• **Work instructions**: Drop the pictures, then extract the listing word for word.

• **Input**:
◇ ◇ ◇ ◇ ◇ ◇ ◇
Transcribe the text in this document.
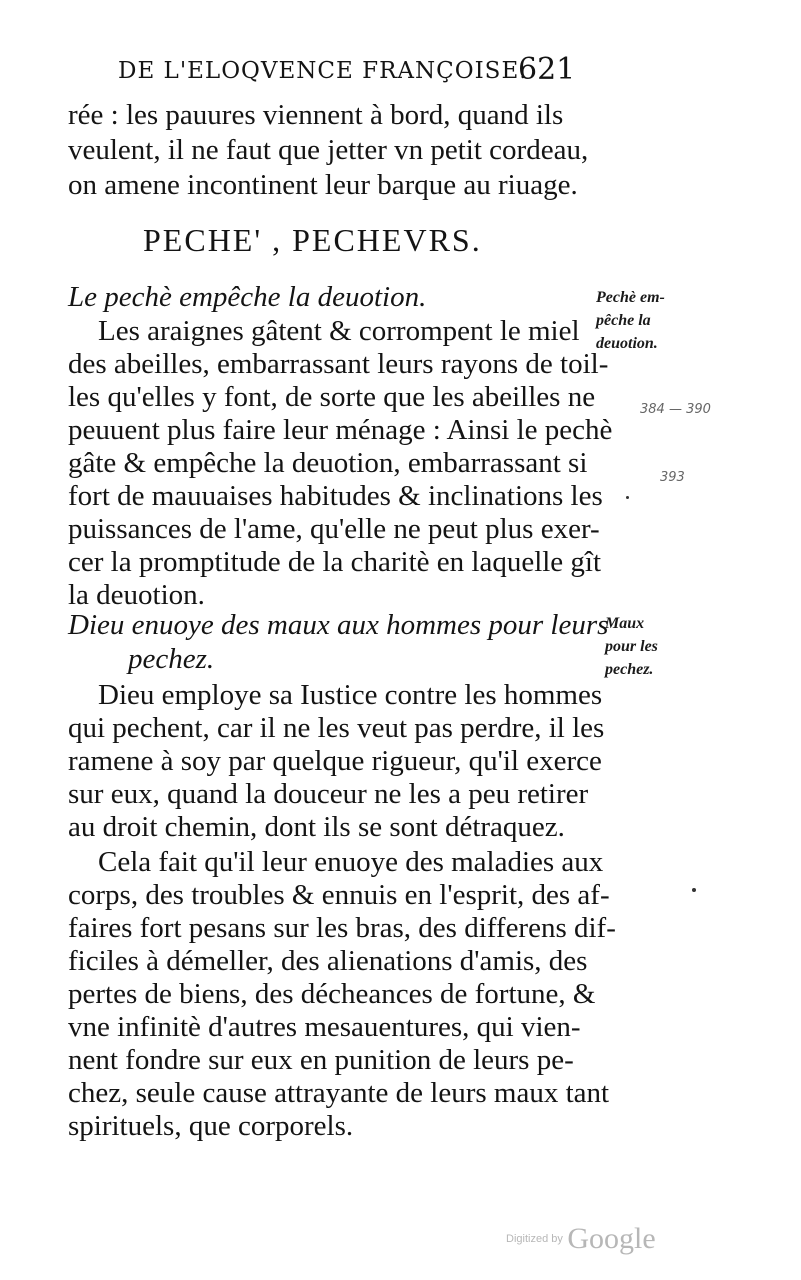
DE L'ELOQVENCE FRANÇOISE.
621
rée : les pauures viennent à bord, quand ils
veulent, il ne faut que jetter vn petit cordeau,
on amene incontinent leur barque au riuage.
PECHE' , PECHEVRS.
Le pechè empêche la deuotion.
Les araignes gâtent & corrompent le miel
des abeilles, embarrassant leurs rayons de toil-
les qu'elles y font, de sorte que les abeilles ne
peuuent plus faire leur ménage : Ainsi le pechè
gâte & empêche la deuotion, embarrassant si
fort de mauuaises habitudes & inclinations les
puissances de l'ame, qu'elle ne peut plus exer-
cer la promptitude de la charitè en laquelle gît
la deuotion.
Dieu enuoye des maux aux hommes pour leurs
pechez.
Dieu employe sa Iustice contre les hommes
qui pechent, car il ne les veut pas perdre, il les
ramene à soy par quelque rigueur, qu'il exerce
sur eux, quand la douceur ne les a peu retirer
au droit chemin, dont ils se sont détraquez.
Cela fait qu'il leur enuoye des maladies aux
corps, des troubles & ennuis en l'esprit, des af-
faires fort pesans sur les bras, des differens dif-
ficiles à démeller, des alienations d'amis, des
pertes de biens, des décheances de fortune, &
vne infinitè d'autres mesauentures, qui vien-
nent fondre sur eux en punition de leurs pe-
chez, seule cause attrayante de leurs maux tant
spirituels, que corporels.
Pechè em-
pêche la
deuotion.
Maux
pour les
pechez.
384 — 390
393
Digitized by Google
◇ ◇ ◇ ◇ ◇ ◇ ◇
• **The output**:
Transcribe the text in this document.
DE L'ELOQVENCE FRANÇOISE.
621
rée : les pauures viennent à bord, quand ils
veulent, il ne faut que jetter vn petit cordeau,
on amene incontinent leur barque au riuage.
PECHE' , PECHEVRS.
Le pechè empêche la deuotion.
Les araignes gâtent & corrompent le miel
des abeilles, embarrassant leurs rayons de toil-
les qu'elles y font, de sorte que les abeilles ne
peuuent plus faire leur ménage : Ainsi le pechè
gâte & empêche la deuotion, embarrassant si
fort de mauuaises habitudes & inclinations les
puissances de l'ame, qu'elle ne peut plus exer-
cer la promptitude de la charitè en laquelle gît
la deuotion.
Dieu enuoye des maux aux hommes pour leurs
pechez.
Dieu employe sa Iustice contre les hommes
qui pechent, car il ne les veut pas perdre, il les
ramene à soy par quelque rigueur, qu'il exerce
sur eux, quand la douceur ne les a peu retirer
au droit chemin, dont ils se sont détraquez.
Cela fait qu'il leur enuoye des maladies aux
corps, des troubles & ennuis en l'esprit, des af-
faires fort pesans sur les bras, des differens dif-
ficiles à démeller, des alienations d'amis, des
pertes de biens, des décheances de fortune, &
vne infinitè d'autres mesauentures, qui vien-
nent fondre sur eux en punition de leurs pe-
chez, seule cause attrayante de leurs maux tant
spirituels, que corporels.
Pechè em-
pêche la
deuotion.
Maux
pour les
pechez.
384 — 390
393
Digitized by Google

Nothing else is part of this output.